— Start —

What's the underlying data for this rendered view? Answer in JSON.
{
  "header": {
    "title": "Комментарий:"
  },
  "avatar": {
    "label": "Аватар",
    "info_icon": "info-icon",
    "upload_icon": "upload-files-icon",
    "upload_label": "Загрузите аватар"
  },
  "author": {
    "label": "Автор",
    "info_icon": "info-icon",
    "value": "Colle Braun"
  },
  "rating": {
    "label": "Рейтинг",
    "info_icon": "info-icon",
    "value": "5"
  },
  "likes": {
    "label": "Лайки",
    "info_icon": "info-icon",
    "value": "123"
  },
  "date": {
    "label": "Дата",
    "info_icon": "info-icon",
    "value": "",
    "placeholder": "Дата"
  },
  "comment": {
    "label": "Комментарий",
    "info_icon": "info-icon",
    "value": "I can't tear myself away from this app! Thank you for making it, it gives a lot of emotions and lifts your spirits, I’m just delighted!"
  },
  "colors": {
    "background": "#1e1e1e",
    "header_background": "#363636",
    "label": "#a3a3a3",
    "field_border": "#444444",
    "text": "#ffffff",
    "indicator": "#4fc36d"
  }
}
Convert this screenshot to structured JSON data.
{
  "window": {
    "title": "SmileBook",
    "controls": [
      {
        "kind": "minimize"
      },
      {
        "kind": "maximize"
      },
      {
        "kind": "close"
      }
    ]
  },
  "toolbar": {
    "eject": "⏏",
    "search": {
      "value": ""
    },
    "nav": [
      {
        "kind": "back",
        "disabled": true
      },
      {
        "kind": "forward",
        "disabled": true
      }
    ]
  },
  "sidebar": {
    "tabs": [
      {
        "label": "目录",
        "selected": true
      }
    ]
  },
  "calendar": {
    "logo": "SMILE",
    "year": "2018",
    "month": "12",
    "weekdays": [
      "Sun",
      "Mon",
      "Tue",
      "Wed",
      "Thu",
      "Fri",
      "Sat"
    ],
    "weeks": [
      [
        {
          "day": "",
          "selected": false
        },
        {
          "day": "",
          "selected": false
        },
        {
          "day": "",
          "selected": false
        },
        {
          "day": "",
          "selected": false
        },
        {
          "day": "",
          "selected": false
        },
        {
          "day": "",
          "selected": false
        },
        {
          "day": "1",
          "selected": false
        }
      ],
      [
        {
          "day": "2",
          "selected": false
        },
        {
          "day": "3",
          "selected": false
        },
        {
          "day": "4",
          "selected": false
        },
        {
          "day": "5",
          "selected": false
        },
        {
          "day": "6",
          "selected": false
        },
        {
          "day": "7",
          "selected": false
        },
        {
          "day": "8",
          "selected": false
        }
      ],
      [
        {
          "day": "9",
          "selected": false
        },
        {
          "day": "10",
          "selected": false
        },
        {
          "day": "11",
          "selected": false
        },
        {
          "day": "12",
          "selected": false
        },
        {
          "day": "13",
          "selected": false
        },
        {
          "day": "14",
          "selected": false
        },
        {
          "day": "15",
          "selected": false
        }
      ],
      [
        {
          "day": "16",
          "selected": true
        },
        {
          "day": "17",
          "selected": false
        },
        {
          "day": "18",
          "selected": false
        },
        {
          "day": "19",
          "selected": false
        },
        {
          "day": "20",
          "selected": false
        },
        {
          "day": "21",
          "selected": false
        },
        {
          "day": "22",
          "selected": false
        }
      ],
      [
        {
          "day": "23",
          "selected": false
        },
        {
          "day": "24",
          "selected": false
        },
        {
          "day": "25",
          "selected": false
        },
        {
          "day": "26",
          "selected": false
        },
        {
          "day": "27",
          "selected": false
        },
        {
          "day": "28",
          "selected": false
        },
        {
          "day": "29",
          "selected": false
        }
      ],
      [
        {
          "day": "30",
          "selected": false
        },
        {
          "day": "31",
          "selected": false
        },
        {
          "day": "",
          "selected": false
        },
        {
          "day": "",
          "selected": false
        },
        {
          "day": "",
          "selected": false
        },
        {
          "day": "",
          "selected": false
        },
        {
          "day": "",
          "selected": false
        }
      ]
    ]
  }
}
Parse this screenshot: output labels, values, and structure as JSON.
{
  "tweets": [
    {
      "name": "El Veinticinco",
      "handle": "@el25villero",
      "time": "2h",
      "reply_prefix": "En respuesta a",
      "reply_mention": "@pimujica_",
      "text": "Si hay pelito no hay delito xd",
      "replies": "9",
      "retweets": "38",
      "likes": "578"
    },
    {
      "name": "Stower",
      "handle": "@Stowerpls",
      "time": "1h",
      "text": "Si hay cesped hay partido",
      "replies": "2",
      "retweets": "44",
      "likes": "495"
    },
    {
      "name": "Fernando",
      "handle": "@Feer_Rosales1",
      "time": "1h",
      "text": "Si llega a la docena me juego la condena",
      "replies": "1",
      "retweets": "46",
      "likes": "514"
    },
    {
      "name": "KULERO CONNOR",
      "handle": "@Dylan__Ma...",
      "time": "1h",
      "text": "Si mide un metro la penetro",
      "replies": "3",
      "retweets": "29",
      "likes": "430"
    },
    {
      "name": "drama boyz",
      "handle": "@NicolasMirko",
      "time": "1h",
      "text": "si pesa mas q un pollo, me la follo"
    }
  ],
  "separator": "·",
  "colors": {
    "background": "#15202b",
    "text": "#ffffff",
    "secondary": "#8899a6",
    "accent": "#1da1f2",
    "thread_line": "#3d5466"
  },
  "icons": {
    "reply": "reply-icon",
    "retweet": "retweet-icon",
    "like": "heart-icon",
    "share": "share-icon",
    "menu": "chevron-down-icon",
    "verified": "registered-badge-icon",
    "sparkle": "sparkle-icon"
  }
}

— End —

• _Written problem_:
Return every record above exactly as it appears.

• _Worked solution_:
What's the underlying data for this rendered view? Answer in JSON.
{
  "header": {
    "title": "Комментарий:"
  },
  "avatar": {
    "label": "Аватар",
    "info_icon": "info-icon",
    "upload_icon": "upload-files-icon",
    "upload_label": "Загрузите аватар"
  },
  "author": {
    "label": "Автор",
    "info_icon": "info-icon",
    "value": "Colle Braun"
  },
  "rating": {
    "label": "Рейтинг",
    "info_icon": "info-icon",
    "value": "5"
  },
  "likes": {
    "label": "Лайки",
    "info_icon": "info-icon",
    "value": "123"
  },
  "date": {
    "label": "Дата",
    "info_icon": "info-icon",
    "value": "",
    "placeholder": "Дата"
  },
  "comment": {
    "label": "Комментарий",
    "info_icon": "info-icon",
    "value": "I can't tear myself away from this app! Thank you for making it, it gives a lot of emotions and lifts your spirits, I’m just delighted!"
  },
  "colors": {
    "background": "#1e1e1e",
    "header_background": "#363636",
    "label": "#a3a3a3",
    "field_border": "#444444",
    "text": "#ffffff",
    "indicator": "#4fc36d"
  }
}
Convert this screenshot to structured JSON data.
{
  "window": {
    "title": "SmileBook",
    "controls": [
      {
        "kind": "minimize"
      },
      {
        "kind": "maximize"
      },
      {
        "kind": "close"
      }
    ]
  },
  "toolbar": {
    "eject": "⏏",
    "search": {
      "value": ""
    },
    "nav": [
      {
        "kind": "back",
        "disabled": true
      },
      {
        "kind": "forward",
        "disabled": true
      }
    ]
  },
  "sidebar": {
    "tabs": [
      {
        "label": "目录",
        "selected": true
      }
    ]
  },
  "calendar": {
    "logo": "SMILE",
    "year": "2018",
    "month": "12",
    "weekdays": [
      "Sun",
      "Mon",
      "Tue",
      "Wed",
      "Thu",
      "Fri",
      "Sat"
    ],
    "weeks": [
      [
        {
          "day": "",
          "selected": false
        },
        {
          "day": "",
          "selected": false
        },
        {
          "day": "",
          "selected": false
        },
        {
          "day": "",
          "selected": false
        },
        {
          "day": "",
          "selected": false
        },
        {
          "day": "",
          "selected": false
        },
        {
          "day": "1",
          "selected": false
        }
      ],
      [
        {
          "day": "2",
          "selected": false
        },
        {
          "day": "3",
          "selected": false
        },
        {
          "day": "4",
          "selected": false
        },
        {
          "day": "5",
          "selected": false
        },
        {
          "day": "6",
          "selected": false
        },
        {
          "day": "7",
          "selected": false
        },
        {
          "day": "8",
          "selected": false
        }
      ],
      [
        {
          "day": "9",
          "selected": false
        },
        {
          "day": "10",
          "selected": false
        },
        {
          "day": "11",
          "selected": false
        },
        {
          "day": "12",
          "selected": false
        },
        {
          "day": "13",
          "selected": false
        },
        {
          "day": "14",
          "selected": false
        },
        {
          "day": "15",
          "selected": false
        }
      ],
      [
        {
          "day": "16",
          "selected": true
        },
        {
          "day": "17",
          "selected": false
        },
        {
          "day": "18",
          "selected": false
        },
        {
          "day": "19",
          "selected": false
        },
        {
          "day": "20",
          "selected": false
        },
        {
          "day": "21",
          "selected": false
        },
        {
          "day": "22",
          "selected": false
        }
      ],
      [
        {
          "day": "23",
          "selected": false
        },
        {
          "day": "24",
          "selected": false
        },
        {
          "day": "25",
          "selected": false
        },
        {
          "day": "26",
          "selected": false
        },
        {
          "day": "27",
          "selected": false
        },
        {
          "day": "28",
          "selected": false
        },
        {
          "day": "29",
          "selected": false
        }
      ],
      [
        {
          "day": "30",
          "selected": false
        },
        {
          "day": "31",
          "selected": false
        },
        {
          "day": "",
          "selected": false
        },
        {
          "day": "",
          "selected": false
        },
        {
          "day": "",
          "selected": false
        },
        {
          "day": "",
          "selected": false
        },
        {
          "day": "",
          "selected": false
        }
      ]
    ]
  }
}
Parse this screenshot: output labels, values, and structure as JSON.
{
  "tweets": [
    {
      "name": "El Veinticinco",
      "handle": "@el25villero",
      "time": "2h",
      "reply_prefix": "En respuesta a",
      "reply_mention": "@pimujica_",
      "text": "Si hay pelito no hay delito xd",
      "replies": "9",
      "retweets": "38",
      "likes": "578"
    },
    {
      "name": "Stower",
      "handle": "@Stowerpls",
      "time": "1h",
      "text": "Si hay cesped hay partido",
      "replies": "2",
      "retweets": "44",
      "likes": "495"
    },
    {
      "name": "Fernando",
      "handle": "@Feer_Rosales1",
      "time": "1h",
      "text": "Si llega a la docena me juego la condena",
      "replies": "1",
      "retweets": "46",
      "likes": "514"
    },
    {
      "name": "KULERO CONNOR",
      "handle": "@Dylan__Ma...",
      "time": "1h",
      "text": "Si mide un metro la penetro",
      "replies": "3",
      "retweets": "29",
      "likes": "430"
    },
    {
      "name": "drama boyz",
      "handle": "@NicolasMirko",
      "time": "1h",
      "text": "si pesa mas q un pollo, me la follo"
    }
  ],
  "separator": "·",
  "colors": {
    "background": "#15202b",
    "text": "#ffffff",
    "secondary": "#8899a6",
    "accent": "#1da1f2",
    "thread_line": "#3d5466"
  },
  "icons": {
    "reply": "reply-icon",
    "retweet": "retweet-icon",
    "like": "heart-icon",
    "share": "share-icon",
    "menu": "chevron-down-icon",
    "verified": "registered-badge-icon",
    "sparkle": "sparkle-icon"
  }
}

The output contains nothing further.